Goal of the exercise: Exactly how many lines have the word "registered"? Answer with the bare number.

(Records that describe figures)
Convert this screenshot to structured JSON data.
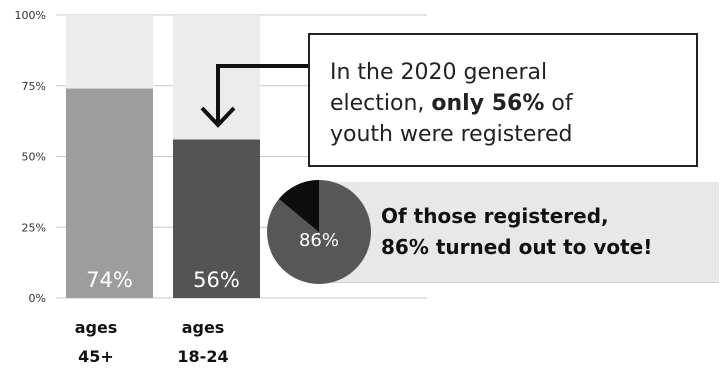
{
  "chart_data": {
    "type": "bar",
    "title": "",
    "xlabel": "",
    "ylabel": "",
    "ylim": [
      0,
      100
    ],
    "yticks": [
      0,
      25,
      50,
      75,
      100
    ],
    "ytick_labels": [
      "0%",
      "25%",
      "50%",
      "75%",
      "100%"
    ],
    "grid": true,
    "categories": [
      {
        "line1": "ages",
        "line2": "45+"
      },
      {
        "line1": "ages",
        "line2": "18-24"
      }
    ],
    "values": [
      74,
      56
    ],
    "value_labels": [
      "74%",
      "56%"
    ],
    "background_value": 100,
    "pie": {
      "turned_out_percent": 86,
      "label": "86%"
    }
  },
  "colors": {
    "bar_ages_45": "#9d9d9d",
    "bar_ages_18_24": "#545454",
    "bar_background": "#ececec",
    "grid": "#c8c8c8",
    "pie_main": "#575757",
    "pie_rest": "#0d0d0d",
    "panel": "#e8e8e8"
  },
  "callout": {
    "line1": "In the 2020 general",
    "line2_prefix": "election, ",
    "line2_bold": "only 56%",
    "line2_suffix": " of",
    "line3": "youth were registered"
  },
  "turnout": {
    "line1": "Of those registered,",
    "line2": "86% turned out to vote!"
  },
  "icons": {
    "arrow": "down-arrow-icon"
  }
}
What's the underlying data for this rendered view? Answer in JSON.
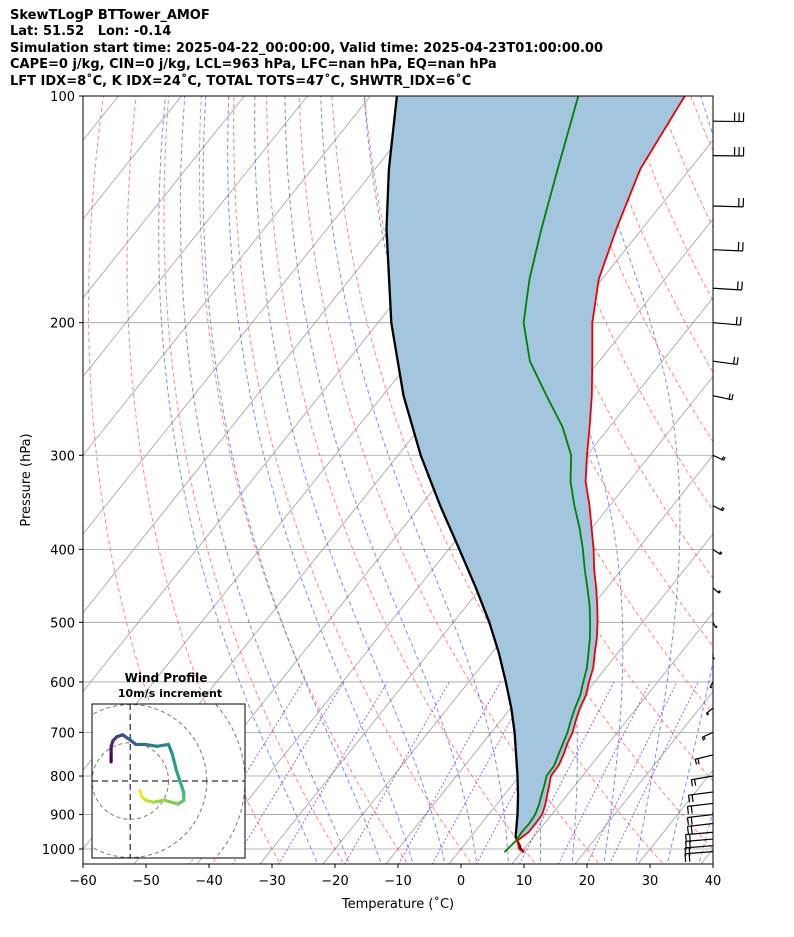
{
  "header": {
    "line1": "SkewTLogP BTTower_AMOF",
    "line2": "Lat: 51.52   Lon: -0.14",
    "line3": "Simulation start time: 2025-04-22_00:00:00, Valid time: 2025-04-23T01:00:00.00",
    "line4": "CAPE=0 j/kg, CIN=0 j/kg, LCL=963 hPa, LFC=nan hPa, EQ=nan hPa",
    "line5": "LFT IDX=8˚C, K IDX=24˚C, TOTAL TOTS=47˚C, SHWTR_IDX=6˚C"
  },
  "colors": {
    "temperature": "#ee0000",
    "dewpoint": "#008000",
    "parcel": "#000000",
    "cin_fill": "#a3c6de",
    "dry_adiabat": "#ff5a5a",
    "moist_adiabat": "#4455ff",
    "mixing_ratio": "#9a35c8",
    "isotherm": "#a0a0a0"
  },
  "chart_data": [
    {
      "type": "line",
      "subtype": "skew-t log-p",
      "xlabel": "Temperature (˚C)",
      "ylabel": "Pressure (hPa)",
      "xlim": [
        -60,
        40
      ],
      "ylim": [
        1050,
        100
      ],
      "y_scale": "log",
      "grid": true,
      "xticks": [
        "−60",
        "−50",
        "−40",
        "−30",
        "−20",
        "−10",
        "0",
        "10",
        "20",
        "30",
        "40"
      ],
      "yticks": [
        "100",
        "200",
        "300",
        "400",
        "500",
        "600",
        "700",
        "800",
        "900",
        "1000"
      ],
      "series": [
        {
          "role": "temperature",
          "points": [
            [
              1010,
              10.4
            ],
            [
              1000,
              9.2
            ],
            [
              975,
              7.9
            ],
            [
              950,
              8.6
            ],
            [
              925,
              8.6
            ],
            [
              900,
              8.5
            ],
            [
              875,
              7.8
            ],
            [
              850,
              6.9
            ],
            [
              825,
              6.0
            ],
            [
              800,
              5.0
            ],
            [
              775,
              4.9
            ],
            [
              750,
              4.3
            ],
            [
              725,
              3.5
            ],
            [
              700,
              2.9
            ],
            [
              675,
              1.9
            ],
            [
              650,
              1.0
            ],
            [
              625,
              0.3
            ],
            [
              600,
              -0.9
            ],
            [
              575,
              -2.0
            ],
            [
              550,
              -3.6
            ],
            [
              525,
              -5.2
            ],
            [
              500,
              -7.1
            ],
            [
              475,
              -9.3
            ],
            [
              450,
              -11.7
            ],
            [
              425,
              -14.4
            ],
            [
              400,
              -17.0
            ],
            [
              375,
              -20.0
            ],
            [
              350,
              -23.2
            ],
            [
              325,
              -26.9
            ],
            [
              300,
              -30.0
            ],
            [
              275,
              -33.2
            ],
            [
              250,
              -36.8
            ],
            [
              225,
              -41.1
            ],
            [
              200,
              -46.0
            ],
            [
              175,
              -50.5
            ],
            [
              150,
              -54.1
            ],
            [
              125,
              -57.9
            ],
            [
              100,
              -60.1
            ]
          ]
        },
        {
          "role": "dewpoint",
          "points": [
            [
              1010,
              7.3
            ],
            [
              1000,
              7.4
            ],
            [
              975,
              7.7
            ],
            [
              950,
              7.5
            ],
            [
              925,
              7.6
            ],
            [
              900,
              7.4
            ],
            [
              875,
              6.8
            ],
            [
              850,
              6.0
            ],
            [
              825,
              5.2
            ],
            [
              800,
              4.3
            ],
            [
              775,
              4.2
            ],
            [
              750,
              3.5
            ],
            [
              725,
              2.8
            ],
            [
              700,
              2.1
            ],
            [
              675,
              1.1
            ],
            [
              650,
              0.2
            ],
            [
              625,
              -0.6
            ],
            [
              600,
              -1.8
            ],
            [
              575,
              -3.0
            ],
            [
              550,
              -4.6
            ],
            [
              525,
              -6.3
            ],
            [
              500,
              -8.3
            ],
            [
              475,
              -10.5
            ],
            [
              450,
              -13.1
            ],
            [
              425,
              -15.9
            ],
            [
              400,
              -18.7
            ],
            [
              375,
              -21.9
            ],
            [
              350,
              -25.6
            ],
            [
              325,
              -29.3
            ],
            [
              300,
              -32.5
            ],
            [
              275,
              -37.5
            ],
            [
              250,
              -44.0
            ],
            [
              225,
              -51.0
            ],
            [
              200,
              -56.9
            ],
            [
              175,
              -61.5
            ],
            [
              150,
              -66.0
            ],
            [
              125,
              -71.0
            ],
            [
              100,
              -77.0
            ]
          ]
        },
        {
          "role": "parcel",
          "points": [
            [
              1010,
              10.4
            ],
            [
              1000,
              9.5
            ],
            [
              963,
              7.1
            ],
            [
              900,
              4.6
            ],
            [
              850,
              2.3
            ],
            [
              800,
              -0.3
            ],
            [
              750,
              -3.2
            ],
            [
              700,
              -6.3
            ],
            [
              650,
              -9.9
            ],
            [
              600,
              -14.1
            ],
            [
              550,
              -18.8
            ],
            [
              500,
              -24.3
            ],
            [
              450,
              -30.8
            ],
            [
              400,
              -38.3
            ],
            [
              350,
              -46.9
            ],
            [
              300,
              -56.4
            ],
            [
              250,
              -66.7
            ],
            [
              200,
              -77.9
            ],
            [
              150,
              -90.6
            ],
            [
              125,
              -97.8
            ],
            [
              100,
              -105.8
            ]
          ]
        }
      ],
      "wind_barbs": [
        {
          "p": 1008,
          "u": 18,
          "v": 8
        },
        {
          "p": 990,
          "u": 18,
          "v": 8
        },
        {
          "p": 970,
          "u": 20,
          "v": 10
        },
        {
          "p": 950,
          "u": 20,
          "v": 10
        },
        {
          "p": 925,
          "u": 18,
          "v": 12
        },
        {
          "p": 900,
          "u": 18,
          "v": 12
        },
        {
          "p": 870,
          "u": 18,
          "v": 12
        },
        {
          "p": 840,
          "u": 16,
          "v": 12
        },
        {
          "p": 800,
          "u": 14,
          "v": 14
        },
        {
          "p": 750,
          "u": 10,
          "v": 14
        },
        {
          "p": 700,
          "u": 6,
          "v": 16
        },
        {
          "p": 650,
          "u": 4,
          "v": 18
        },
        {
          "p": 600,
          "u": 2,
          "v": 20
        },
        {
          "p": 550,
          "u": 0,
          "v": 22
        },
        {
          "p": 500,
          "u": -2,
          "v": 22
        },
        {
          "p": 450,
          "u": -4,
          "v": 20
        },
        {
          "p": 400,
          "u": -5,
          "v": 20
        },
        {
          "p": 350,
          "u": -6,
          "v": 18
        },
        {
          "p": 300,
          "u": -6,
          "v": 16
        },
        {
          "p": 250,
          "u": -14,
          "v": 18
        },
        {
          "p": 225,
          "u": -18,
          "v": 14
        },
        {
          "p": 200,
          "u": -20,
          "v": 10
        },
        {
          "p": 180,
          "u": -22,
          "v": 8
        },
        {
          "p": 160,
          "u": -24,
          "v": 6
        },
        {
          "p": 140,
          "u": -24,
          "v": 4
        },
        {
          "p": 120,
          "u": -26,
          "v": 2
        },
        {
          "p": 108,
          "u": -26,
          "v": 2
        }
      ]
    },
    {
      "type": "line",
      "subtype": "hodograph",
      "title": "Wind Profile",
      "subtitle": "10m/s increment",
      "xlim": [
        -10,
        30
      ],
      "ylim": [
        -20,
        20
      ],
      "rings": [
        10,
        20,
        30
      ],
      "colormap": "viridis",
      "points": [
        [
          -5,
          5
        ],
        [
          -5,
          7
        ],
        [
          -5,
          9
        ],
        [
          -4.5,
          10.5
        ],
        [
          -3.5,
          11.5
        ],
        [
          -2,
          12
        ],
        [
          -0.5,
          11
        ],
        [
          1.5,
          9.5
        ],
        [
          4,
          9.5
        ],
        [
          7,
          9
        ],
        [
          10,
          9.5
        ],
        [
          11,
          7
        ],
        [
          12,
          3
        ],
        [
          13,
          0
        ],
        [
          14,
          -3
        ],
        [
          14,
          -5
        ],
        [
          12.5,
          -6
        ],
        [
          9,
          -5
        ],
        [
          6,
          -5.5
        ],
        [
          4,
          -5
        ],
        [
          3,
          -4
        ],
        [
          2.5,
          -2.5
        ]
      ]
    }
  ]
}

Full solution: 2